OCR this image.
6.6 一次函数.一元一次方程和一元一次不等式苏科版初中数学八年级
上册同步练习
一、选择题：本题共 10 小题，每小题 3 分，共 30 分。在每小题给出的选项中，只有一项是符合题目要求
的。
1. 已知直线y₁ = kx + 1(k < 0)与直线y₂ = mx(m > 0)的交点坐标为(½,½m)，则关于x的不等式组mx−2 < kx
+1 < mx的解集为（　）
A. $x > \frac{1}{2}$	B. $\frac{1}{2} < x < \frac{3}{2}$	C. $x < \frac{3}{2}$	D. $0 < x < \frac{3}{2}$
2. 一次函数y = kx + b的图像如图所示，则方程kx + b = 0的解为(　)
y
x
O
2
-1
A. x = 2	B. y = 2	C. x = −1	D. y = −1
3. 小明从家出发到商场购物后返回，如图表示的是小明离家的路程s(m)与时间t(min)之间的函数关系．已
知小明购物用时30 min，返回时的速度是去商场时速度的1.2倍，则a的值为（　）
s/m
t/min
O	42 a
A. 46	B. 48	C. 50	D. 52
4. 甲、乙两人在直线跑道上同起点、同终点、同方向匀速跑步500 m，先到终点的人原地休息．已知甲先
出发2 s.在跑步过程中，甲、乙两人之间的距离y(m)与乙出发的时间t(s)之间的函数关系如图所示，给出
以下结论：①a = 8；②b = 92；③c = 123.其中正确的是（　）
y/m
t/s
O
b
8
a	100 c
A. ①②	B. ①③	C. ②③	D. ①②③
———
Do this:
Extract each entry in full and write it down exactly.

Answer for the task:
OCR this image.
6.6 一次函数.一元一次方程和一元一次不等式苏科版初中数学八年级
上册同步练习
一、选择题：本题共 10 小题，每小题 3 分，共 30 分。在每小题给出的选项中，只有一项是符合题目要求
的。
1. 已知直线y₁ = kx + 1(k < 0)与直线y₂ = mx(m > 0)的交点坐标为(½,½m)，则关于x的不等式组mx−2 < kx
+1 < mx的解集为（　）
A. $x > \frac{1}{2}$	B. $\frac{1}{2} < x < \frac{3}{2}$	C. $x < \frac{3}{2}$	D. $0 < x < \frac{3}{2}$
2. 一次函数y = kx + b的图像如图所示，则方程kx + b = 0的解为(　)
y
x
O
2
-1
A. x = 2	B. y = 2	C. x = −1	D. y = −1
3. 小明从家出发到商场购物后返回，如图表示的是小明离家的路程s(m)与时间t(min)之间的函数关系．已
知小明购物用时30 min，返回时的速度是去商场时速度的1.2倍，则a的值为（　）
s/m
t/min
O	42 a
A. 46	B. 48	C. 50	D. 52
4. 甲、乙两人在直线跑道上同起点、同终点、同方向匀速跑步500 m，先到终点的人原地休息．已知甲先
出发2 s.在跑步过程中，甲、乙两人之间的距离y(m)与乙出发的时间t(s)之间的函数关系如图所示，给出
以下结论：①a = 8；②b = 92；③c = 123.其中正确的是（　）
y/m
t/s
O
b
8
a	100 c
A. ①②	B. ①③	C. ②③	D. ①②③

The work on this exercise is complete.